**TASK TO CARRY OUT**
Lift every line from the entries that includes the word "boyunca".

**STORED DATA**
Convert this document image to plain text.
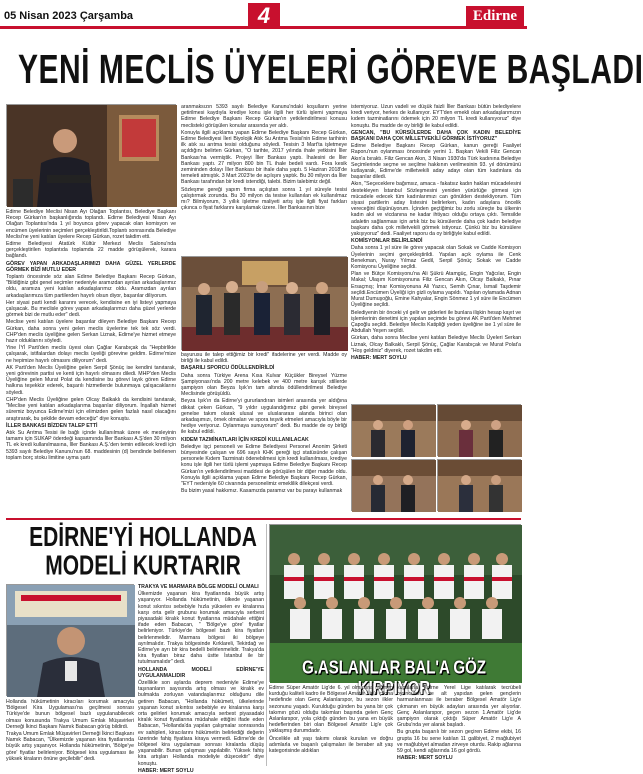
05 Nisan 2023 Çarşamba	4	Edirne
YENİ MECLİS ÜYELERİ GÖREVE BAŞLADI

Edirne Belediye Meclisi Nisan Ayı Olağan Toplantısı, Belediye Başkanı Recep Gürkan'ın başkanlığında toplandı. Edirne Belediyesi Nisan Ayı Olağan Toplantısı'nda 1 yıl boyunca görev yapacak olan komisyon ve encümen üyelerinin seçimleri gerçekleştirildi.Toplantı sonrasında Belediye Meclisi'ne yeni katılan üyelere Recep Gürkan, rozet takdim etti.

Edirne Belediyesi Atatürk Kültür Merkezi Meclis Salonu'nda gerçekleştirilen toplantıda toplamda 22 madde görüşülerek, karara bağlandı.

GÖREV YAPAN ARKADAŞLARIMIZI DAHA GÜZEL YERLERDE GÖRMEK BİZİ MUTLU EDER

Toplantı öncesinde söz alan Edirne Belediye Başkanı Recep Gürkan, "Bildiğiniz gibi genel seçimler nedeniyle aramızdan ayrılan arkadaşlarımız oldu, aramıza yeni katılan arkadaşlarımız oldu. Aramızdan ayrılan arkadaşlarımıza tüm partilerden hayırlı olsun diyor, başarılar diliyorum.

Her siyasi parti kendi kararını verecek, kendisine en iyi listeyi yapmaya çalışacak. Bu meclisle görev yapan arkadaşlarımızı daha güzel yerlerde görmek bizi de mutlu eder" dedi.

Meclise yeni katılan üyelere başarılar dileyen Belediye Başkanı Recep Gürkan, daha sonra yeni gelen meclis üyelerine tek tek söz verdi. CHP'den meclis üyeliğine gelen Serkan Liznak, Edirne'ye hizmet etmeye hazır olduklarını söyledi.

Yine İYİ Parti'den meclis üyesi olan Çağlar Karabıçak da "Hepbirlikte çalışarak, istifalardan dolayı meclis üyeliği görevine geldim. Edirne'mize ne hepimize hayırlı olmasını diliyorum" dedi.

AK Parti'den Meclis Üyeliğine gelen Serpil Şönüç ise kendini tanıtarak, yeni görevinin partisi ve kenti için hayırlı olmasını diledi. MHP'den Meclis Üyeliğine gelen Murat Polat da kendisine bu görevi layık gören Edirne halkına teşekkür ederek, başarılı hizmetlerde bulunmaya çalışacaklarını söyledi.

CHP'den Meclis Üyeliğine gelen Olcay Balkaklı da kendisini tanıtarak, "Meclise yeni katılan arkadaşlarıma başarılar diliyorum. İnşallah hizmet süremiz boyunca Edirne'mizi için elimizden gelen fazlalı nasıl olacağını araştırarak, bu şekilde devam edeceğiz" diye konuştu.

İLLER BANKASI BİZDEN TALEP ETTİ

Atık Su Arıtma Tesisi ile bağlı içinde kullanılmak üzere ek mesleyinin tamamı için SUKAP öderdeği kapsamında İller Bankası A.Ş'den 30 milyon TL ek kredi kullanılmasına, İller Bankası A.Ş.'den temin edilecek kredi için 5393 sayılı Belediye Kanunu'nun 68. maddesinin (d) bendinde belirlenen toplam borç stoku limitine uyma şartı

aranmaksızın 5393 sayılı Belediye Kanunu'ndaki koşulların yerine getirilmesi kaydıyla krediye konu işle ilgili her türlü işlemi yapmaya Edirne Belediye Başkanı Recep Gürkan'ın yetkilendirilmesi konusu meclisteki görüşülen konular arasında yer aldı.

Konuyla ilgili açıklama yapan Edirne Belediye Başkanı Recep Gürkan, Edirne Belediyesi İleri Biyolojik Atık Su Arıtma Tesisi'nin Edirne tarihinin ilk atık su arıtma tesisi olduğunu söyledi. Tesisin 3 Mart'ta işletmeye açıldığını belirten Gürkan, "O tarihte, 2017 yılında ihale yetkisini İller Bankası'na vermiştik. Projeyi İller Bankası yaptı. İhalesini de İller Bankası yaptı. 27 milyon 800 bin TL ihale bedeli vardı. Fora kesik zemininden dolayı İller Bankası bir ihale daha yaptı. 5 Haziran 2018'de temeleti atmıştık. 3 Mart 2023'te de açılışını yaptık. Bu 30 milyon da İller Bankası tarafından bir kredi istendiği, talebi. Bizim talebimiz değil.

Sözleşme gereği yapım firma açılıştan sonra 1 yıl süreyle tesisi çalıştırmak zorunda. Bu 30 milyon da tesise kullanılan ek kullanılmaz mı? Bilmiyorum, 3 yıllık işletme maliyeti artış işle ilgili fiyat farkları çıkınca o fiyat farklarını karşılamak üzere. İller Bankasının bize

bayurusu ile talep ettiğimiz bir kredi" ifadelerine yer verdi. Madde oy birliği ile kabul edildi.

BAŞARILI SPORCU ÖDÜLLENDİRİLDİ

Daha sonra Türkiye Arena Kısa Kulvar Küçükler Bireysel Yüzme Şampiyonası'nda 200 metre kelebek ve 400 metre karışık stillerde şampiyon olan Beyza Işık'ın tam altında ödüllendirilmesi Belediye Meclisinde görüşüldü.

Beyza Işık'ın da Edirne'yi gururlandıran isimleri arasında yer aldığına dikkat çeken Gürkan, "9 yıldır uygulandığımız gibi genek bireysel genelse takım olarak ulusal ve uluslararası alanda birinci olan arkadaşımızı, örnek olmaları ve spora teşvik etmeleri amacıyla böyle bir hediye veriyoruz. Oylanmaya sunuyorum" dedi. Bu madde de oy birliği ile kabul edildi.

KIDEM TAZMİNATLARI İÇİN KREDİ KULLANILACAK

Belediye işçi personeli ve Edirne Belediyesi Personel Anonim Şirketi bünyesinde çalışan ve 696 sayılı KHK gereği işçi statüsünde çalışan personele Kıdem Tazminatı ödenebilmesi için kredi kullanılması, krediye konu işle ilgili her türlü işlemi yapmaya Edirne Belediye Başkanı Recep Gürkan'ın yetkilendirilmesi maddesi de görüşülen bir diğer madde oldu. Konuyla ilgili açıklama yapan Edirne Belediye Başkanı Recep Gürkan, "EYT nedeniyle 60 civarında personelimiz emeklilik dilekçesi verdi.

Bu bizim yasal hakkımız. Kasamızda paramız var bu parayı kullanmak

istemiyoruz. Uzun vadeli ve düşük faizli İller Bankası bütün belediyelere kredi veriyor, herkes de kullanıyor. EYT'den emekli olan arkadaşlarımızın kıdem tazminatlarını ödemek için 20 milyon TL kredi kullanıyoruz" diye konuştu. Bu madde de oy birliği ile kabul edildi.

GENCAN, "BU KÜRSÜLERDE DAHA ÇOK KADIN BELEDİYE BAŞKANI DAHA ÇOK MİLLETVEKİLİ GÖRMEK İSTİYORUZ"

Edirne Belediye Başkanı Recep Gürkan, kanun gereği Faaliyet Raporu'nun oylanması öncesinde yerini 1. Başkan Vekili Filiz Gencan Akın'a bıraktı. Filiz Gencan Akın, 3 Nisan 1930'da Türk kadınına Belediye Seçimlerinde seçme ve seçilme hakkının verilmesinin 93. yıl dönümünü kutlayarak, Edirne'de milletvekili aday adayı olan tüm kadınlara da başarılar diledi.

Akın, "Seçeceklere bağımsız, amaca - fakatsız kadın hakları mücadelesini destekleyen İstanbul Sözleşmesini yeniden yürürlüğe girmesi için mücadele edecek tüm kadınlarımızı can gönülden destekliyorum. Tüm siyasi partilerin aday listesini belirlerken, kadın adaylara öncelik vereceğini düşünüyorum. İçinden geçtiğimiz bu zorlu süreçte bu ülkenin kadın akıl ve vicdanına ne kadar ihtiyacı olduğu ortaya çıktı. Temsilde adaletin sağlanması için artık biz bu kürsülerde daha çok kadın belediye başkanı daha çok milletvekili görmek istiyoruz. Çünkü biz bu kürsülere yakışıyoruz" dedi. Faaliyet raporu da oy birliğiyle kabul edildi.

KOMİSYONLAR BELİRLENDİ

Daha sonra 1 yıl süre ile görev yapacak olan Sokak ve Cadde Komisyon Üyelerinin seçimi gerçekleştirildi. Yapılan açık oylama ile Cenk Benekman, Nuray Yılmaz Gedil, Serpil Şönüç Sokak ve Cadde Komisyonu Üyeliğine seçildi.

Plan ve Bütçe Komisyonu'na Ali Şükrü Atamgüç, Engin Yağcılar, Engin Makal; Ulaşım Komisyonuna Filiz Gencan Akın, Olcay Balkaklı, Pınar Ersaçmış; İmar Komisyonuna Ali Yazıcı, Semih Çınar, İsmail Taşdemir seçildi.Encümen Üyeliği için gizli oylama yapıldı. Yapılan oylamada Adnan Murat Dumuşoğlu, Emine Kahyalar, Engin Sönmez 1 yıl süre ile Encümen Üyeliğine seçildi.

Belediyenin bir önceki yıl gelir ve giderleri ile bunlara ilişkin hesap kayıt ve işlemlerinin denetimi için yapılan seçimde bu görevi AK Parti'den Mehmet Çapoğlu seçildi. Belediye Meclis Katipliği yeden üyeliğine ise 1 yıl süre ile Abdullah Yeşen seçildi.

Gürkan, daha sonra Meclise yeni katılan Belediye Meclis Üyeleri Serkan Liznak, Olcay Balkaklı, Serpil Şönüç, Çağlar Karabıçak ve Murat Polat'a "Hoş geldiniz" diyerek, rozet takdim etti.

HABER: MERT SOYLU

EDİRNE'Yİ HOLLANDA
MODELİ KURTARIR

Hollanda hükümetinin kiracıları korumak amacıyla 'Bölgesel Kira Uygulaması'na geçilmesi sonrası Türkiye'de bunun bölgesel bazlı uygulanabilecek olması konusunda Trakya Umum Emlak Müşavirleri Derneği İkinci Başkanı Namık Babacan görüş bildirdi.

Trakya Umum Emlak Müşavirleri Derneği İkinci Başkanı Namık Babacan, "Ülkemizde yaşanan kira fiyatlarında büyük artış yaşanıyor. Hollanda hükümetinin, 'Bölge'ye göre' fiyatlar belirleniyor. Bölgesel kira uygulaması ile yüksek kiraların önüne geçilebilir" dedi.

TRAKYA VE MARMARA BÖLGE MODELİ OLMALI

Ülkemizde yaşanan kira fiyatlarında büyük artış yaşanıyor. Hollanda hükümetinin, ülkede yaşanan konut sıkıntısı sebebiyle hızla yükselen ev kiralarına karşı orta gelir grubunu korumak amacıyla serbest piyasadaki kiralık konut fiyatlarına müdahale ettiğini ifade eden Babacan, " 'Bölge'ye göre' fiyatlar belirleniyor. Türkiye'de bölgesel bazlı kira fiyatları belirlenmelidir. Marmara bölgesi iki bölgeye ayrılmalıdır. Trakya bölgesinde Kırklareli, Tekirdağ ve Edirne'ye ayrı bir kira bedelli belirlenmelidir. Trakya'da kira fiyatları biraz daha üstte İstanbul ile bir tutulmamalıdır" dedi.

HOLLANDA MODELİ EDİRNE'YE UYGULANMALIDIR

Özellikle son aylarda deprem nedeniyle Edirne'ye taşınanların sayısında artış olması ve kiralık ev bulmakta zorluyan vatandaşlarımız olduğunu dile getiren Babacan, "Hollanda hükümeti, ülkelerinde yaşanan konut sıkıntısı sebebiyle ev kiralarına karşı orta gelirleri korumak amacıyla serbest piyasadaki kiralık konut fiyatlarına müdahale ettiğini ifade eden Babacan, "Hollanda'da yapılan çalışmalar sonrasında ev sahipleri, kiracılarını hükümetin belirlediği değerin üzerinde fahiş fiyatlara kiraya vermedi. Edirne'de de bölgesel kira uygulaması sonrası kiralarda düşüş yaşanabilir. Bunun çalışması yapılabilir. Yüksek fahiş kira artışları Hollanda modeliyle düşecektir" diye konuştu.

HABER: MERT SOYLU

G.ASLANLAR BAL'A GÖZ KIRPIYOR

Edirne Süper Amatör Lig'de 6. yıl olmasına rağmen kurduğu kaliteli kadro ile Bölgesel Amatör Lig'e çıkma hedefinde olan Genç Aslanlarspor, bu sezon ilkler sezonunu yaşadı. Kurulduğu günden bu yana bir çok takımın gözü olduğu takımları başında gelen Genç Aslanlarspor, yola çıktığı günden bu yana en büyük hedeflerinden biri olan Bölgesel Amatör Lig'e çok yaklaşmış durumdadır.

Öncelikle alt yaşı takımı olarak kurulan ve doğru adımlarla ve başarılı çalışmaları ile beraber alt yaş kategorisinde aldıkları

kupalarla Edirne Yerel Lige katılarak tecrübeli oyuncuları ve alt yapıdan gelen gençlerin harmanlanması ile beraber Bölgesel Amatör Lig'e çıkmanın en büyük adayları arasında yer alıyorlar. Genç Aslanlarspor, geçen sezon 1.Amatör Lig'de şampiyon olarak çıktığı Süper Amatör Lig'e A Grubu'nda yer alarak başladı.

Bu grupta başarılı bir sezon geçiren Edirne ekibi, 16 grupta 16 bu sene katılan 11 galibiyet, 2 mağlubiyet ve mağlubiyet almadan zirveye oturdu. Rakip ağlarına 59 gol, kendi ağlarında 16 gol gördü.

HABER: MERT SOYLU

**THE REPLY**
Edirne Belediye Meclisi Nisan Ayı Olağan Toplantısı, Belediye Başkanı Recep Gürkan'ın başkanlığında toplandı. Edirne Belediyesi Nisan Ayı Olağan Toplantısı'nda 1 yıl boyunca görev yapacak olan komisyon ve encümen üyelerinin seçimleri gerçekleştirildi.Toplantı sonrasında Belediye Meclisi'ne yeni katılan üyelere Recep Gürkan, rozet takdim etti.
CHP'den Meclis Üyeliğine gelen Olcay Balkaklı da kendisini tanıtarak, "Meclise yeni katılan arkadaşlarıma başarılar diliyorum. İnşallah hizmet süremiz boyunca Edirne'mizi için elimizden gelen fazlalı nasıl olacağını araştırarak, bu şekilde devam edeceğiz" diye konuştu.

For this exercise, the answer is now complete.